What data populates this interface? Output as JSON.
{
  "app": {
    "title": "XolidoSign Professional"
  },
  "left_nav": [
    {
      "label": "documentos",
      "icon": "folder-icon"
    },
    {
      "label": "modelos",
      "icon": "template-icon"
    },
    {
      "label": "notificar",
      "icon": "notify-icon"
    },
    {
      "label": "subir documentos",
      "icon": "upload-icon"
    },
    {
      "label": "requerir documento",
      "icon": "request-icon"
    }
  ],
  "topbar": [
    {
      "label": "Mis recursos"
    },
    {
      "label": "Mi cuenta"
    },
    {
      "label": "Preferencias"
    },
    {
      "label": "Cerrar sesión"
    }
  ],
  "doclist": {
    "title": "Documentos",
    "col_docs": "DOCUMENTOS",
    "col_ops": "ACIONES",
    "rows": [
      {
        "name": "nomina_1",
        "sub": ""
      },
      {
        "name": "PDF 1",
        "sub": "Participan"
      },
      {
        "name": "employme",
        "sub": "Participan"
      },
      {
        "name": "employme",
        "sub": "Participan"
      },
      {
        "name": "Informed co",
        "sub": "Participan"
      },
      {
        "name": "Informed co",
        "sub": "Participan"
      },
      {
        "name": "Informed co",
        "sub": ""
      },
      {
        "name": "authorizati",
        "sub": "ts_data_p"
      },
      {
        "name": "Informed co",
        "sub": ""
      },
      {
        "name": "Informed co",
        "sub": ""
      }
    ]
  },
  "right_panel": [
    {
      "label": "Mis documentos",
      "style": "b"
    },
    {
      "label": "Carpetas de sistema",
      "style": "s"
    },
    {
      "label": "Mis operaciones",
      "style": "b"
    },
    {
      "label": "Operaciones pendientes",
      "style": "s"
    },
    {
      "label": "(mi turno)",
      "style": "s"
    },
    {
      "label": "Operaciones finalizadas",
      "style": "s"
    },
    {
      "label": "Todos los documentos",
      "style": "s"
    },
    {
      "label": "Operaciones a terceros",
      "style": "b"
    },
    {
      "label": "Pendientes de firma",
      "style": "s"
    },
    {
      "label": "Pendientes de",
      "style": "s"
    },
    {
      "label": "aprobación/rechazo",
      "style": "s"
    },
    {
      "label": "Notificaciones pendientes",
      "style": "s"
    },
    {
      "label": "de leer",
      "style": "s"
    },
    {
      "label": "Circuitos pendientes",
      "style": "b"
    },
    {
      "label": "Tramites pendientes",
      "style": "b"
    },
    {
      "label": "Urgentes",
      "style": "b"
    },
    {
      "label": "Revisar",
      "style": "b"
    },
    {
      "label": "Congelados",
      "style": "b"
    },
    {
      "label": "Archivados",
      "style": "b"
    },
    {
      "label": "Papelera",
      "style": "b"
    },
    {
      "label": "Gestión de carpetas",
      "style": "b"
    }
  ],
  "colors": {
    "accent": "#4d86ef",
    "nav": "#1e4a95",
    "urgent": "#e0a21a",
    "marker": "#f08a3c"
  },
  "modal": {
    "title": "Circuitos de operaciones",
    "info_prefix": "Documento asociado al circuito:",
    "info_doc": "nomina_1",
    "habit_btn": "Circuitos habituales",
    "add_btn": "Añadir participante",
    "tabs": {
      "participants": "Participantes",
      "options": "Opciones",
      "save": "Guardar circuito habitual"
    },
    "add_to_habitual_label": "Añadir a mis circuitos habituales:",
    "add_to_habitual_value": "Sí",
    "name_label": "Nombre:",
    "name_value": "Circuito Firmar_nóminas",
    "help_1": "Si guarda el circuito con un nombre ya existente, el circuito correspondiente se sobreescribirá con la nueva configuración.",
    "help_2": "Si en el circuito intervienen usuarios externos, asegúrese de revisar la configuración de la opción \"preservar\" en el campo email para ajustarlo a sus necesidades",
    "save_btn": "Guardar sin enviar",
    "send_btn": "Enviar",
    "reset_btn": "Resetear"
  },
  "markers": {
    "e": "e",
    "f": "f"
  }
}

——————

▶ [WHAT YOU SHOULD DO] Set down the listing in full, keeping every word exactly as it is.

▶ [RESPONSE BELOW]
What data populates this interface? Output as JSON.
{
  "app": {
    "title": "XolidoSign Professional"
  },
  "left_nav": [
    {
      "label": "documentos",
      "icon": "folder-icon"
    },
    {
      "label": "modelos",
      "icon": "template-icon"
    },
    {
      "label": "notificar",
      "icon": "notify-icon"
    },
    {
      "label": "subir documentos",
      "icon": "upload-icon"
    },
    {
      "label": "requerir documento",
      "icon": "request-icon"
    }
  ],
  "topbar": [
    {
      "label": "Mis recursos"
    },
    {
      "label": "Mi cuenta"
    },
    {
      "label": "Preferencias"
    },
    {
      "label": "Cerrar sesión"
    }
  ],
  "doclist": {
    "title": "Documentos",
    "col_docs": "DOCUMENTOS",
    "col_ops": "ACIONES",
    "rows": [
      {
        "name": "nomina_1",
        "sub": ""
      },
      {
        "name": "PDF 1",
        "sub": "Participan"
      },
      {
        "name": "employme",
        "sub": "Participan"
      },
      {
        "name": "employme",
        "sub": "Participan"
      },
      {
        "name": "Informed co",
        "sub": "Participan"
      },
      {
        "name": "Informed co",
        "sub": "Participan"
      },
      {
        "name": "Informed co",
        "sub": ""
      },
      {
        "name": "authorizati",
        "sub": "ts_data_p"
      },
      {
        "name": "Informed co",
        "sub": ""
      },
      {
        "name": "Informed co",
        "sub": ""
      }
    ]
  },
  "right_panel": [
    {
      "label": "Mis documentos",
      "style": "b"
    },
    {
      "label": "Carpetas de sistema",
      "style": "s"
    },
    {
      "label": "Mis operaciones",
      "style": "b"
    },
    {
      "label": "Operaciones pendientes",
      "style": "s"
    },
    {
      "label": "(mi turno)",
      "style": "s"
    },
    {
      "label": "Operaciones finalizadas",
      "style": "s"
    },
    {
      "label": "Todos los documentos",
      "style": "s"
    },
    {
      "label": "Operaciones a terceros",
      "style": "b"
    },
    {
      "label": "Pendientes de firma",
      "style": "s"
    },
    {
      "label": "Pendientes de",
      "style": "s"
    },
    {
      "label": "aprobación/rechazo",
      "style": "s"
    },
    {
      "label": "Notificaciones pendientes",
      "style": "s"
    },
    {
      "label": "de leer",
      "style": "s"
    },
    {
      "label": "Circuitos pendientes",
      "style": "b"
    },
    {
      "label": "Tramites pendientes",
      "style": "b"
    },
    {
      "label": "Urgentes",
      "style": "b"
    },
    {
      "label": "Revisar",
      "style": "b"
    },
    {
      "label": "Congelados",
      "style": "b"
    },
    {
      "label": "Archivados",
      "style": "b"
    },
    {
      "label": "Papelera",
      "style": "b"
    },
    {
      "label": "Gestión de carpetas",
      "style": "b"
    }
  ],
  "colors": {
    "accent": "#4d86ef",
    "nav": "#1e4a95",
    "urgent": "#e0a21a",
    "marker": "#f08a3c"
  },
  "modal": {
    "title": "Circuitos de operaciones",
    "info_prefix": "Documento asociado al circuito:",
    "info_doc": "nomina_1",
    "habit_btn": "Circuitos habituales",
    "add_btn": "Añadir participante",
    "tabs": {
      "participants": "Participantes",
      "options": "Opciones",
      "save": "Guardar circuito habitual"
    },
    "add_to_habitual_label": "Añadir a mis circuitos habituales:",
    "add_to_habitual_value": "Sí",
    "name_label": "Nombre:",
    "name_value": "Circuito Firmar_nóminas",
    "help_1": "Si guarda el circuito con un nombre ya existente, el circuito correspondiente se sobreescribirá con la nueva configuración.",
    "help_2": "Si en el circuito intervienen usuarios externos, asegúrese de revisar la configuración de la opción \"preservar\" en el campo email para ajustarlo a sus necesidades",
    "save_btn": "Guardar sin enviar",
    "send_btn": "Enviar",
    "reset_btn": "Resetear"
  },
  "markers": {
    "e": "e",
    "f": "f"
  }
}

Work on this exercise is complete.